All of the entries must be reproduced exactly, with no images carried over.

Excerpts from a figure dataset.
☆ ☆ ☆

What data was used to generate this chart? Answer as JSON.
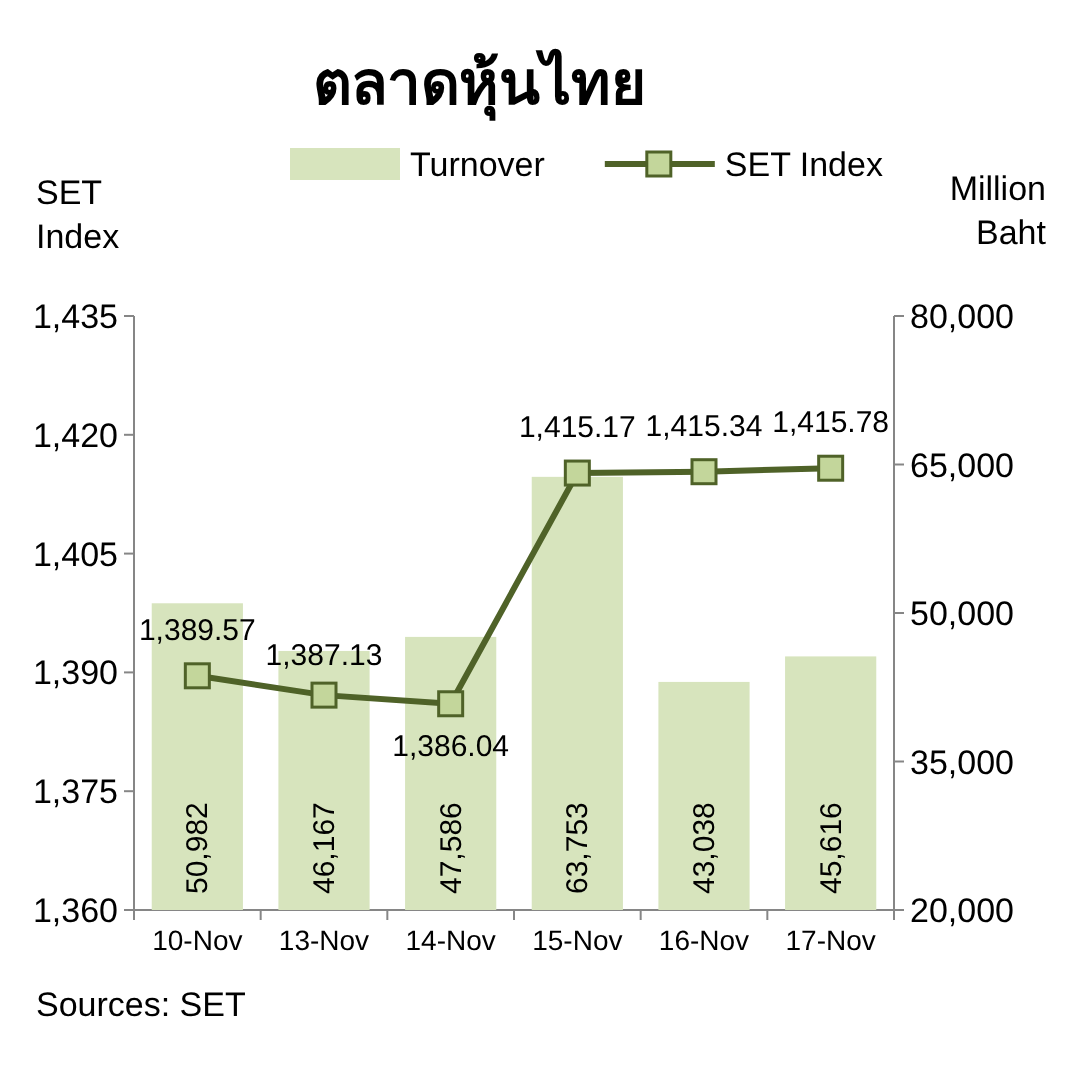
{
  "chart_data": {
    "type": "bar",
    "title": "ตลาดหุ้นไทย",
    "categories": [
      "10-Nov",
      "13-Nov",
      "14-Nov",
      "15-Nov",
      "16-Nov",
      "17-Nov"
    ],
    "series": [
      {
        "name": "Turnover",
        "axis": "y2",
        "color": "#d7e4bd",
        "values": [
          50982,
          46167,
          47586,
          63753,
          43038,
          45616
        ],
        "value_labels": [
          "50,982",
          "46,167",
          "47,586",
          "63,753",
          "43,038",
          "45,616"
        ]
      },
      {
        "name": "SET Index",
        "type": "line",
        "axis": "y",
        "color": "#4f6228",
        "values": [
          1389.57,
          1387.13,
          1386.04,
          1415.17,
          1415.34,
          1415.78
        ],
        "value_labels": [
          "1,389.57",
          "1,387.13",
          "1,386.04",
          "1,415.17",
          "1,415.34",
          "1,415.78"
        ]
      }
    ],
    "ylabel": "SET Index",
    "y2label": "Million Baht",
    "ylim": [
      1360,
      1435
    ],
    "yticks": [
      {
        "value": 1360,
        "label": "1,360"
      },
      {
        "value": 1375,
        "label": "1,375"
      },
      {
        "value": 1390,
        "label": "1,390"
      },
      {
        "value": 1405,
        "label": "1,405"
      },
      {
        "value": 1420,
        "label": "1,420"
      },
      {
        "value": 1435,
        "label": "1,435"
      }
    ],
    "y2lim": [
      20000,
      80000
    ],
    "y2ticks": [
      {
        "value": 20000,
        "label": "20,000"
      },
      {
        "value": 35000,
        "label": "35,000"
      },
      {
        "value": 50000,
        "label": "50,000"
      },
      {
        "value": 65000,
        "label": "65,000"
      },
      {
        "value": 80000,
        "label": "80,000"
      }
    ],
    "legend": "top",
    "marker": "square",
    "grid": false,
    "annotations": [
      "Sources: SET"
    ]
  }
}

☆ ☆ ☆

TASK OUTPUT.
What data was used to generate this chart? Answer as JSON.
{
  "chart_data": {
    "type": "bar",
    "title": "ตลาดหุ้นไทย",
    "categories": [
      "10-Nov",
      "13-Nov",
      "14-Nov",
      "15-Nov",
      "16-Nov",
      "17-Nov"
    ],
    "series": [
      {
        "name": "Turnover",
        "axis": "y2",
        "color": "#d7e4bd",
        "values": [
          50982,
          46167,
          47586,
          63753,
          43038,
          45616
        ],
        "value_labels": [
          "50,982",
          "46,167",
          "47,586",
          "63,753",
          "43,038",
          "45,616"
        ]
      },
      {
        "name": "SET Index",
        "type": "line",
        "axis": "y",
        "color": "#4f6228",
        "values": [
          1389.57,
          1387.13,
          1386.04,
          1415.17,
          1415.34,
          1415.78
        ],
        "value_labels": [
          "1,389.57",
          "1,387.13",
          "1,386.04",
          "1,415.17",
          "1,415.34",
          "1,415.78"
        ]
      }
    ],
    "ylabel": "SET Index",
    "y2label": "Million Baht",
    "ylim": [
      1360,
      1435
    ],
    "yticks": [
      {
        "value": 1360,
        "label": "1,360"
      },
      {
        "value": 1375,
        "label": "1,375"
      },
      {
        "value": 1390,
        "label": "1,390"
      },
      {
        "value": 1405,
        "label": "1,405"
      },
      {
        "value": 1420,
        "label": "1,420"
      },
      {
        "value": 1435,
        "label": "1,435"
      }
    ],
    "y2lim": [
      20000,
      80000
    ],
    "y2ticks": [
      {
        "value": 20000,
        "label": "20,000"
      },
      {
        "value": 35000,
        "label": "35,000"
      },
      {
        "value": 50000,
        "label": "50,000"
      },
      {
        "value": 65000,
        "label": "65,000"
      },
      {
        "value": 80000,
        "label": "80,000"
      }
    ],
    "legend": "top",
    "marker": "square",
    "grid": false,
    "annotations": [
      "Sources: SET"
    ]
  }
}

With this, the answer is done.